- [THE TASK] Gather all lines in the entries that include the word "things".

- [PROVIDED INFORMATION]

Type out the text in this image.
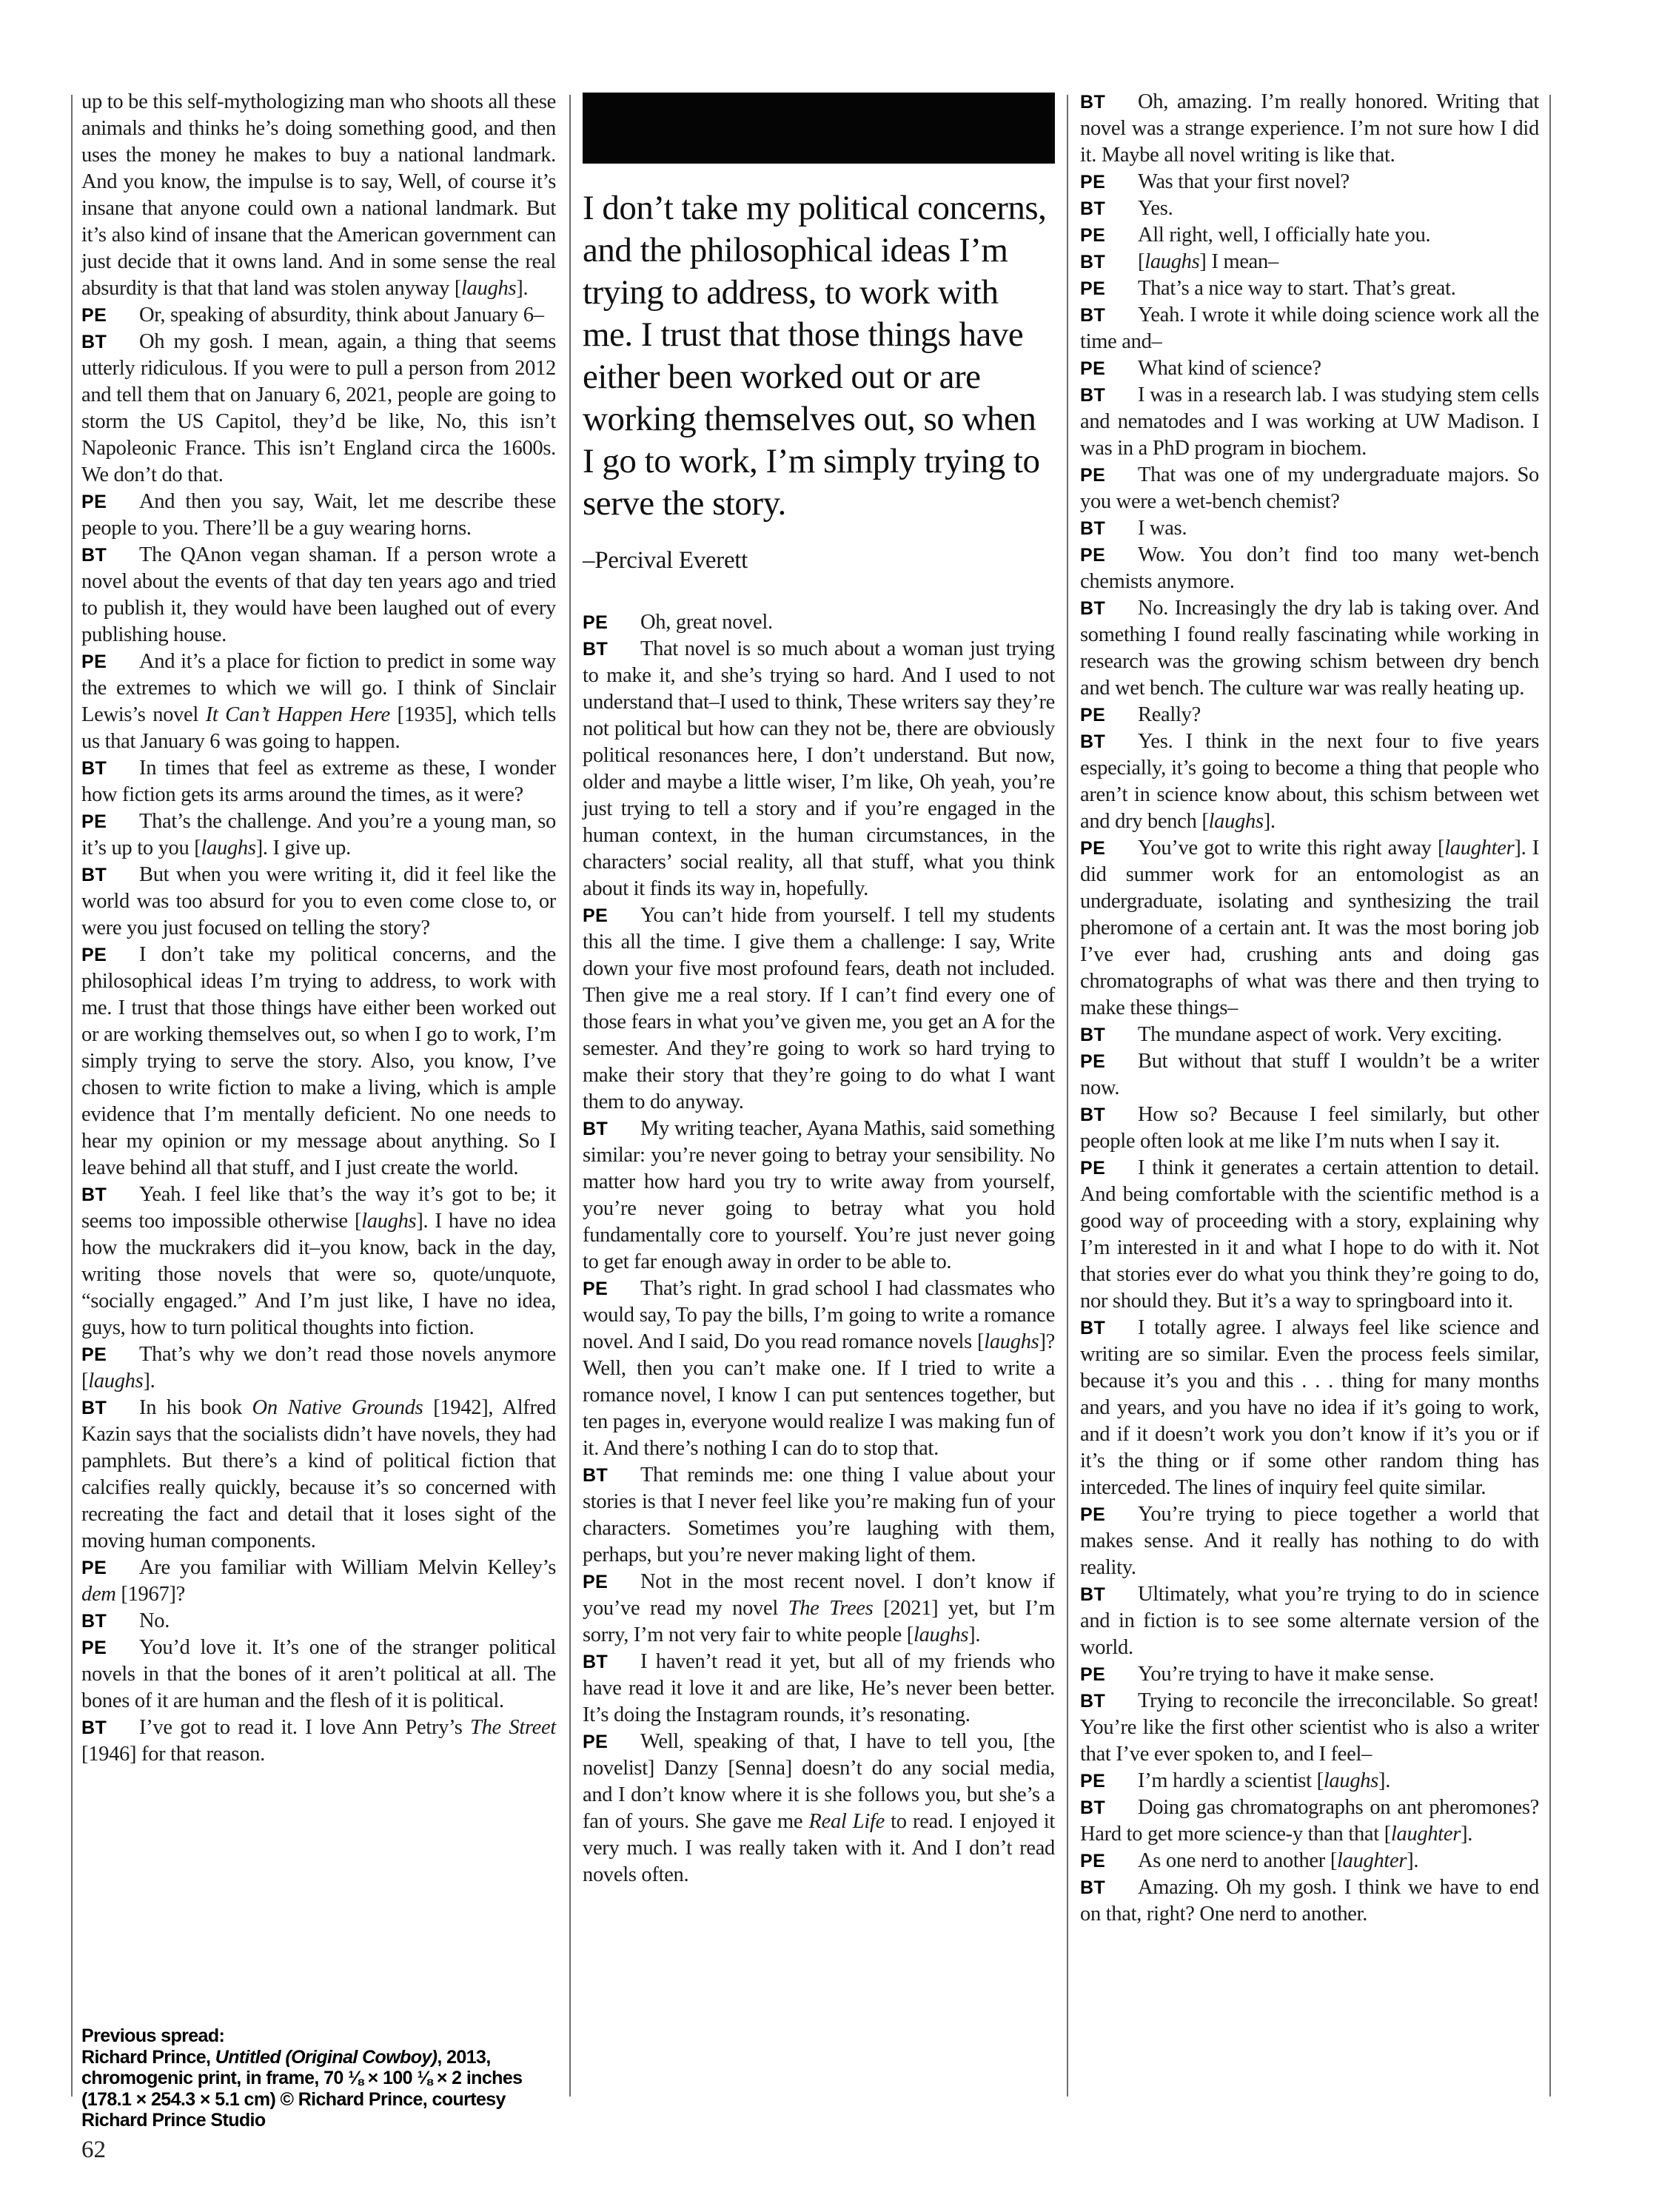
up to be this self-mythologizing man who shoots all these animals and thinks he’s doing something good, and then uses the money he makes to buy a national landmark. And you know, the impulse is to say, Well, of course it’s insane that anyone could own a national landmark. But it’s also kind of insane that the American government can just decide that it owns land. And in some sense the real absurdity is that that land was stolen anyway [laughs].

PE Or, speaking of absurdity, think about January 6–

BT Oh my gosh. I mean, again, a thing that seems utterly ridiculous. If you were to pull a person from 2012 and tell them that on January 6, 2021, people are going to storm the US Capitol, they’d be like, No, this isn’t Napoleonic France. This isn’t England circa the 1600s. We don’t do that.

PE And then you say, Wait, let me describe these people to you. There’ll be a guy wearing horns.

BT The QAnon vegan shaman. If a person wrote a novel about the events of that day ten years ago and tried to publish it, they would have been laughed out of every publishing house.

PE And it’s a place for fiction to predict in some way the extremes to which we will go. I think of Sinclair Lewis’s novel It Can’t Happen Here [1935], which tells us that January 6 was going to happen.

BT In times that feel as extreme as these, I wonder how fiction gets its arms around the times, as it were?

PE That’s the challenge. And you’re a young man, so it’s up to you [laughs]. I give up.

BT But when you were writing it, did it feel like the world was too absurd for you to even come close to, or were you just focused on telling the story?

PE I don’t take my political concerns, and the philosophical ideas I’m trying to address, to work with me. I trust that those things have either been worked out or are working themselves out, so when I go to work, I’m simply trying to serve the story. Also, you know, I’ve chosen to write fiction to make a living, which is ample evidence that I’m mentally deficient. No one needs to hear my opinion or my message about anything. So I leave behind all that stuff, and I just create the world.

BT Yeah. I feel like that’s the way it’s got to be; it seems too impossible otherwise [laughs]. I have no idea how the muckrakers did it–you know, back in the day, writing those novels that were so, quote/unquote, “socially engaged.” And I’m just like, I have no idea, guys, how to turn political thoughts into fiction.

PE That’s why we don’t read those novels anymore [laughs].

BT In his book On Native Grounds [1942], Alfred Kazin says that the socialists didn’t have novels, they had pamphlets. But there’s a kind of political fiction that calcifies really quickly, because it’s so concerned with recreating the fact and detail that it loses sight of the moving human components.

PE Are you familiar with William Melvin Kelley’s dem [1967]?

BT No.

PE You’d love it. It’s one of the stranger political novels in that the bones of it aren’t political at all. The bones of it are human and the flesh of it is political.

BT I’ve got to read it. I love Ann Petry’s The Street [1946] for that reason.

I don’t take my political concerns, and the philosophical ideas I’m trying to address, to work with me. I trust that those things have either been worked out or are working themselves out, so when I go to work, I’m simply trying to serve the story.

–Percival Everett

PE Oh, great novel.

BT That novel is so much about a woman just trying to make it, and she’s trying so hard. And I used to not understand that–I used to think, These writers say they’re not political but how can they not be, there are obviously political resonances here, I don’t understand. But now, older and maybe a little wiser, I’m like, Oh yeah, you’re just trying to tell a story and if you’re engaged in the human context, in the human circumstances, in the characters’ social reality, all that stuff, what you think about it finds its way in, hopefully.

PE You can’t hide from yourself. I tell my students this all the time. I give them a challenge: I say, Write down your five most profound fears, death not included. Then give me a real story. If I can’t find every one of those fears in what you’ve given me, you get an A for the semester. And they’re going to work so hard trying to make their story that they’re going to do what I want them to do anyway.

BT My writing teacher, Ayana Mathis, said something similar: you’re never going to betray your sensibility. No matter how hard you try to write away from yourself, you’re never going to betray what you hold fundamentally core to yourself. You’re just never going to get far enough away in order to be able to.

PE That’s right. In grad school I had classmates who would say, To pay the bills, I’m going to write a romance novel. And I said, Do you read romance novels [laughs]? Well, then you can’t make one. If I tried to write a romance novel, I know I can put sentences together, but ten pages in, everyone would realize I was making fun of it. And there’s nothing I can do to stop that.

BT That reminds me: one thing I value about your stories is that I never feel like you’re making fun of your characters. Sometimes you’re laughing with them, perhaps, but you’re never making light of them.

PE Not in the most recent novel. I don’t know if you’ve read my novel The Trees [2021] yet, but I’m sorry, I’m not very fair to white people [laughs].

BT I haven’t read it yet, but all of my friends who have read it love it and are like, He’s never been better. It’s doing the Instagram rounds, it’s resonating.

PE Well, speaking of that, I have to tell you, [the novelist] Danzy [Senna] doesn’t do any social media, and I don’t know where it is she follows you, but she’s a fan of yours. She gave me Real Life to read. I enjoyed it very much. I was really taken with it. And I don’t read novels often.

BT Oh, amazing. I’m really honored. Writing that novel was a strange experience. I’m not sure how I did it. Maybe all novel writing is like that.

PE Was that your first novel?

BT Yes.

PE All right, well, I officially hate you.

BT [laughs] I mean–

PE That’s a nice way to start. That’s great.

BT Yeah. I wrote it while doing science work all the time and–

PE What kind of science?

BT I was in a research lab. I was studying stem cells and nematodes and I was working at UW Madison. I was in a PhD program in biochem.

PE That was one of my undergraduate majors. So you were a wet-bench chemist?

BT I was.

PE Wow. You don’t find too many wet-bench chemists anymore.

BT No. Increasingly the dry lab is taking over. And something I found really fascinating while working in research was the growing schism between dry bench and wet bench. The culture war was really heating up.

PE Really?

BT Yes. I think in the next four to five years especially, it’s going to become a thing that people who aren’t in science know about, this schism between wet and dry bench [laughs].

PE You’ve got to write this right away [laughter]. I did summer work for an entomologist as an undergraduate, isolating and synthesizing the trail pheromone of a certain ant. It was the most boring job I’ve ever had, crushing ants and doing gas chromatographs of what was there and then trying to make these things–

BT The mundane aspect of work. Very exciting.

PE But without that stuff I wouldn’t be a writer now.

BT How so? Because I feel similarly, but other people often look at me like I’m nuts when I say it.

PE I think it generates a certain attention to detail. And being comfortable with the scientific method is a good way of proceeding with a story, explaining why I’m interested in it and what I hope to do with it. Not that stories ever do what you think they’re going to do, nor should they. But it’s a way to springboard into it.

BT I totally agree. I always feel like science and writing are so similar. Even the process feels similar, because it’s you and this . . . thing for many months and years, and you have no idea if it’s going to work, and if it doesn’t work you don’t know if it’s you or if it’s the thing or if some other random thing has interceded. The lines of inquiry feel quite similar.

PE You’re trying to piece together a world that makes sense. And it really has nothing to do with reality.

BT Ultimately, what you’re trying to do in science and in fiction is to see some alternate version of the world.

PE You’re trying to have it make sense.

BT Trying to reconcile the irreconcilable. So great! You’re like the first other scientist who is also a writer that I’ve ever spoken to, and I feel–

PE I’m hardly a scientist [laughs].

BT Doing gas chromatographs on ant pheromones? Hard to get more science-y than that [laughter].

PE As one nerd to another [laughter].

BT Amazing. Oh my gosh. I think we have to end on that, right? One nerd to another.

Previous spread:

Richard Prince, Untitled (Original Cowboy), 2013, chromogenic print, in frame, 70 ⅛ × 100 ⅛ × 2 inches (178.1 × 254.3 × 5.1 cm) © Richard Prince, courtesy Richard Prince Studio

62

- [ANSWER SECTION]
PE I don’t take my political concerns, and the philosophical ideas I’m trying to address, to work with me. I trust that those things have either been worked out or are working themselves out, so when I go to work, I’m simply trying to serve the story. Also, you know, I’ve chosen to write fiction to make a living, which is ample evidence that I’m mentally deficient. No one needs to hear my opinion or my message about anything. So I leave behind all that stuff, and I just create the world.
I don’t take my political concerns, and the philosophical ideas I’m trying to address, to work with me. I trust that those things have either been worked out or are working themselves out, so when I go to work, I’m simply trying to serve the story.
PE You’ve got to write this right away [laughter]. I did summer work for an entomologist as an undergraduate, isolating and synthesizing the trail pheromone of a certain ant. It was the most boring job I’ve ever had, crushing ants and doing gas chromatographs of what was there and then trying to make these things–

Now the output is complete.